PROBLEM DETAILS: All of the data below should be written out exactly.

RECORDS SUPPLIED:
=-=-=

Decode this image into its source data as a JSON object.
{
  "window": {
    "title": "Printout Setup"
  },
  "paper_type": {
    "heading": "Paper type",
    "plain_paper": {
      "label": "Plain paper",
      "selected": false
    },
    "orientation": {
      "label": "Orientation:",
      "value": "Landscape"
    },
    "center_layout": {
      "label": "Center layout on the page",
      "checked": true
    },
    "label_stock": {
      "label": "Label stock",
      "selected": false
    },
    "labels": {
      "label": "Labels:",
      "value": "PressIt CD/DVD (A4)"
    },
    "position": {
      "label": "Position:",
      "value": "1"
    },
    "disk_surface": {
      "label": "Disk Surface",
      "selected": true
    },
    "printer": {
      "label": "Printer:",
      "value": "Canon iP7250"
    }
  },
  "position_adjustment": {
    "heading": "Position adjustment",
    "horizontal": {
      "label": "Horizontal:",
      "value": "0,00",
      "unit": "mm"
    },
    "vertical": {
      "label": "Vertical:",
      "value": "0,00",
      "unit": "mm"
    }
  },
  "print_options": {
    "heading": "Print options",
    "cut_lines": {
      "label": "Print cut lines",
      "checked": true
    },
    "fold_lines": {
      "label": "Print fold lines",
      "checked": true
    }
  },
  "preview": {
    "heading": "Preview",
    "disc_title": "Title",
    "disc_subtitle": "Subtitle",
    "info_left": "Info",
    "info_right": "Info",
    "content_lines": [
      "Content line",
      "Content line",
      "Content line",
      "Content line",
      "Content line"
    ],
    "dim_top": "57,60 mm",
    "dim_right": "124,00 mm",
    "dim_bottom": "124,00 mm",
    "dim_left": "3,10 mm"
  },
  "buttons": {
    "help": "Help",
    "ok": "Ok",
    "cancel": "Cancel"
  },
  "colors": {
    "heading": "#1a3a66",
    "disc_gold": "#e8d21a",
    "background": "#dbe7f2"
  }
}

=-=-=

COMPLETE ANSWER:
Decode this image into its source data as a JSON object.
{
  "window": {
    "title": "Printout Setup"
  },
  "paper_type": {
    "heading": "Paper type",
    "plain_paper": {
      "label": "Plain paper",
      "selected": false
    },
    "orientation": {
      "label": "Orientation:",
      "value": "Landscape"
    },
    "center_layout": {
      "label": "Center layout on the page",
      "checked": true
    },
    "label_stock": {
      "label": "Label stock",
      "selected": false
    },
    "labels": {
      "label": "Labels:",
      "value": "PressIt CD/DVD (A4)"
    },
    "position": {
      "label": "Position:",
      "value": "1"
    },
    "disk_surface": {
      "label": "Disk Surface",
      "selected": true
    },
    "printer": {
      "label": "Printer:",
      "value": "Canon iP7250"
    }
  },
  "position_adjustment": {
    "heading": "Position adjustment",
    "horizontal": {
      "label": "Horizontal:",
      "value": "0,00",
      "unit": "mm"
    },
    "vertical": {
      "label": "Vertical:",
      "value": "0,00",
      "unit": "mm"
    }
  },
  "print_options": {
    "heading": "Print options",
    "cut_lines": {
      "label": "Print cut lines",
      "checked": true
    },
    "fold_lines": {
      "label": "Print fold lines",
      "checked": true
    }
  },
  "preview": {
    "heading": "Preview",
    "disc_title": "Title",
    "disc_subtitle": "Subtitle",
    "info_left": "Info",
    "info_right": "Info",
    "content_lines": [
      "Content line",
      "Content line",
      "Content line",
      "Content line",
      "Content line"
    ],
    "dim_top": "57,60 mm",
    "dim_right": "124,00 mm",
    "dim_bottom": "124,00 mm",
    "dim_left": "3,10 mm"
  },
  "buttons": {
    "help": "Help",
    "ok": "Ok",
    "cancel": "Cancel"
  },
  "colors": {
    "heading": "#1a3a66",
    "disc_gold": "#e8d21a",
    "background": "#dbe7f2"
  }
}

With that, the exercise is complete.